INSTRUCTIONS FOR THE TASK: Examine the entries and show every line in which the word "this" is found.

────────────────────

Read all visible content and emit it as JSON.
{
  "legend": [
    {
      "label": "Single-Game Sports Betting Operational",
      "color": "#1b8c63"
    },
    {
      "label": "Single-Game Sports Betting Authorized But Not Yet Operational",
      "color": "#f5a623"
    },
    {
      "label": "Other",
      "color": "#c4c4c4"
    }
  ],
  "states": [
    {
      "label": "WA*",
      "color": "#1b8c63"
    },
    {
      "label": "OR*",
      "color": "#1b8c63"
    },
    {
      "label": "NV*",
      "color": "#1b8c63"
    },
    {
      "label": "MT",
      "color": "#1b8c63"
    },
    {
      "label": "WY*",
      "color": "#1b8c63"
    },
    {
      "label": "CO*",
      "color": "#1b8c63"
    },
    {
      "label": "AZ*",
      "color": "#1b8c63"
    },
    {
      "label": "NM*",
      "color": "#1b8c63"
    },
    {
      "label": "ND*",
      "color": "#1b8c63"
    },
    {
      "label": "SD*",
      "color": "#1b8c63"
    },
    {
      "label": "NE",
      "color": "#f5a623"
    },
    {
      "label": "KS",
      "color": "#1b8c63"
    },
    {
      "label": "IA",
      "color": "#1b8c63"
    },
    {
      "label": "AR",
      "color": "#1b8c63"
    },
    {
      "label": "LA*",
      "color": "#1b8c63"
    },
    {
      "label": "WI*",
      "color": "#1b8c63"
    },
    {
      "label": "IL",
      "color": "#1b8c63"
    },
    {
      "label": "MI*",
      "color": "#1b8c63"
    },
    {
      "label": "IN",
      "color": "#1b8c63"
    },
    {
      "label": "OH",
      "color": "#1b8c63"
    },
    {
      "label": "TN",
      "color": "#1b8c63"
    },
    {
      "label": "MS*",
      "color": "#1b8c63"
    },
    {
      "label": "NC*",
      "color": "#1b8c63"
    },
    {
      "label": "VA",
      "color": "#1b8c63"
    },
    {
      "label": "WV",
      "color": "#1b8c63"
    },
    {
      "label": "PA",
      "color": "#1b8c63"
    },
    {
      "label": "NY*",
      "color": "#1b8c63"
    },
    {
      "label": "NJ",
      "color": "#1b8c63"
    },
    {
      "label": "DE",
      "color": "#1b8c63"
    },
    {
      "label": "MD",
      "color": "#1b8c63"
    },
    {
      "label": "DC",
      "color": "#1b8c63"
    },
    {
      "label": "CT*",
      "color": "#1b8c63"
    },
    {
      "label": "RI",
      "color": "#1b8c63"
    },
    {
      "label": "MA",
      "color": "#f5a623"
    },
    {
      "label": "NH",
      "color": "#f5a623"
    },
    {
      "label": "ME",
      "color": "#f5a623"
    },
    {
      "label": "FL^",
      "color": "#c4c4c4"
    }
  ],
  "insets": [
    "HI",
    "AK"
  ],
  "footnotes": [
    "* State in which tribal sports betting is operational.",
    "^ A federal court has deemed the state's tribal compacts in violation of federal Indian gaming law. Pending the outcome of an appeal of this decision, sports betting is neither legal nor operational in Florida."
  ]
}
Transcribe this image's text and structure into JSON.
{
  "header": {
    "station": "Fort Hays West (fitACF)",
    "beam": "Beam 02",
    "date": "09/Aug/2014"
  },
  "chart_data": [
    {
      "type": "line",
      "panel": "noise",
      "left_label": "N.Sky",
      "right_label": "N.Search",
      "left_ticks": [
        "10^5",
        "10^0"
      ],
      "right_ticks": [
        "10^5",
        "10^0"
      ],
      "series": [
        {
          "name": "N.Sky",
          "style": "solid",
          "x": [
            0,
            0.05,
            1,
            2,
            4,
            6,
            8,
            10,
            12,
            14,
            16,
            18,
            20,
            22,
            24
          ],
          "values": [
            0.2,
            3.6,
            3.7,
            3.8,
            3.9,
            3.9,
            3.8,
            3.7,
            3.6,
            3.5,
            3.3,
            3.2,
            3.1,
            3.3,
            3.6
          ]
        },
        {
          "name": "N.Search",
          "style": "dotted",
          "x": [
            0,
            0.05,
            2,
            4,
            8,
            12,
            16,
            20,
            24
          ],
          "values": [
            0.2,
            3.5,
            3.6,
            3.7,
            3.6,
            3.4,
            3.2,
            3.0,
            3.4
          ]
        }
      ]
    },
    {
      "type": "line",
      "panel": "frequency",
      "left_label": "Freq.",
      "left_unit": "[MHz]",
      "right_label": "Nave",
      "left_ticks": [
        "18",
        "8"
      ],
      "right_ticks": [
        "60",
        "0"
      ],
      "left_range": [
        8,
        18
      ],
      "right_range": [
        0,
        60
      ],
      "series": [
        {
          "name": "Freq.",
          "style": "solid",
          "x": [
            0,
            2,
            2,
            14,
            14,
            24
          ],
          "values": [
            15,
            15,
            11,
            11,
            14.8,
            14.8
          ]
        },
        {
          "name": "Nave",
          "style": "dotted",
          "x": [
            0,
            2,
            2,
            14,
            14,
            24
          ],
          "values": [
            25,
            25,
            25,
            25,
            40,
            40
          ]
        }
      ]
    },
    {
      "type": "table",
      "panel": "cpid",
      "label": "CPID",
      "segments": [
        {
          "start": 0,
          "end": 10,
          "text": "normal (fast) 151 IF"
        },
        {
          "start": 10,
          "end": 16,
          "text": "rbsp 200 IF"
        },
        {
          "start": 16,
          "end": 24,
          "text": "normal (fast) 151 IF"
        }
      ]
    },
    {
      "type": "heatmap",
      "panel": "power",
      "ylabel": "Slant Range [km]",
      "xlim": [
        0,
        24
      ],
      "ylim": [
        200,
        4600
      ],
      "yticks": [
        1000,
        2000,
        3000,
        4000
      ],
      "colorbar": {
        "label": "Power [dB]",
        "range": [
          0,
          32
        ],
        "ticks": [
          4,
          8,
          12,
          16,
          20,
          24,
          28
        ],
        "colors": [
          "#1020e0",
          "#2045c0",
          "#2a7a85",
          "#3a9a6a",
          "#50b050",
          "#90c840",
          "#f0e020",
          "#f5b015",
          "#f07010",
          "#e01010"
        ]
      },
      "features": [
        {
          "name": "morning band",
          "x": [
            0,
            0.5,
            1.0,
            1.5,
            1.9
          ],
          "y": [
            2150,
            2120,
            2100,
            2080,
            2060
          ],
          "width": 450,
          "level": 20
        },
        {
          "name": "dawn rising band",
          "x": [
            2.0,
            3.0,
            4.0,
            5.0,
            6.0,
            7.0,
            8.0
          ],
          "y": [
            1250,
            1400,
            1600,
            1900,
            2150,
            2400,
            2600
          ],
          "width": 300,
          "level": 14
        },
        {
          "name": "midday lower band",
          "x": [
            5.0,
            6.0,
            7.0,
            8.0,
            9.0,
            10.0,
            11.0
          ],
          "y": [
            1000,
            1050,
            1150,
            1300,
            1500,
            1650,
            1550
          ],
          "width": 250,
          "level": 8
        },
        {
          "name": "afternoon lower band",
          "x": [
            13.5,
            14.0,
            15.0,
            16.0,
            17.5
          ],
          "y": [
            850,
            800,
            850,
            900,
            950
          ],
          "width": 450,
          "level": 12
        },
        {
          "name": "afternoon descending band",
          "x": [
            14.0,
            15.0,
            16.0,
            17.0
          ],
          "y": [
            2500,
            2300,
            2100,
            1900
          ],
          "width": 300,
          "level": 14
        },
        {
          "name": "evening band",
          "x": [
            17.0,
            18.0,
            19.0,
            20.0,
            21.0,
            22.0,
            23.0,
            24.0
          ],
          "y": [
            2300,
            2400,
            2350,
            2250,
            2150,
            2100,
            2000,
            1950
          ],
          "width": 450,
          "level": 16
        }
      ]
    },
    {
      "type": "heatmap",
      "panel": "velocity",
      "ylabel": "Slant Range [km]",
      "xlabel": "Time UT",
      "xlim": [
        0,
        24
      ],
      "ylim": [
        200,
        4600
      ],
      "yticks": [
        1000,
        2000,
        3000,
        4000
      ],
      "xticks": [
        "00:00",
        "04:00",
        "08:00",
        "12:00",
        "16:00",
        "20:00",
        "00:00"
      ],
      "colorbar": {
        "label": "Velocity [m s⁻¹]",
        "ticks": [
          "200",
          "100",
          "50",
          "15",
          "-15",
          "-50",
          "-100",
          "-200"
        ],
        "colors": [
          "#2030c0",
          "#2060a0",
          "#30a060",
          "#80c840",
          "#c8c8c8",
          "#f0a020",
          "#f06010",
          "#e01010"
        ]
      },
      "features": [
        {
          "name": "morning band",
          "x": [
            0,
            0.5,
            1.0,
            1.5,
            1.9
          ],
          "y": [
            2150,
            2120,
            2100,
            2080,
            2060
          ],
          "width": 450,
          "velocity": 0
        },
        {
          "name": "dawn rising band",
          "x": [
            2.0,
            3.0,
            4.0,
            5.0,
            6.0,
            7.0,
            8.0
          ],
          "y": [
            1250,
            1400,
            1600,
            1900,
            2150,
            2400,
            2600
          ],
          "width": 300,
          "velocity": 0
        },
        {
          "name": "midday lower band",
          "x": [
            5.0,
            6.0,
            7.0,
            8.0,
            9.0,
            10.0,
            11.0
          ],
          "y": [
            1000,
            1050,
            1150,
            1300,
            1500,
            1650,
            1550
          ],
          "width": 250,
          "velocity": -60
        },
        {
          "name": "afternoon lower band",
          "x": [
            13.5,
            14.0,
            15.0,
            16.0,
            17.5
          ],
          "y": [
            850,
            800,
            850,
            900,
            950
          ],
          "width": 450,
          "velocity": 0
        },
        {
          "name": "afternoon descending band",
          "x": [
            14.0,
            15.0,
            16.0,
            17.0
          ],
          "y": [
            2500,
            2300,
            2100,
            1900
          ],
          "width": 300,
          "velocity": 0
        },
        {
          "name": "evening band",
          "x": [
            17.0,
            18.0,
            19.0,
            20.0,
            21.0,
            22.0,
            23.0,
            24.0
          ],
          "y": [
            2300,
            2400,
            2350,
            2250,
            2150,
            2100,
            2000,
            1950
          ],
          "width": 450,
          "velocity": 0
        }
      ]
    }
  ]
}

────────────────────

TASK RESPONSE:
    "^ A federal court has deemed the state's tribal compacts in violation of federal Indian gaming law. Pending the outcome of an appeal of this decision, sports betting is neither legal nor operational in Florida."
Transcribe this image's text and structure into JSON.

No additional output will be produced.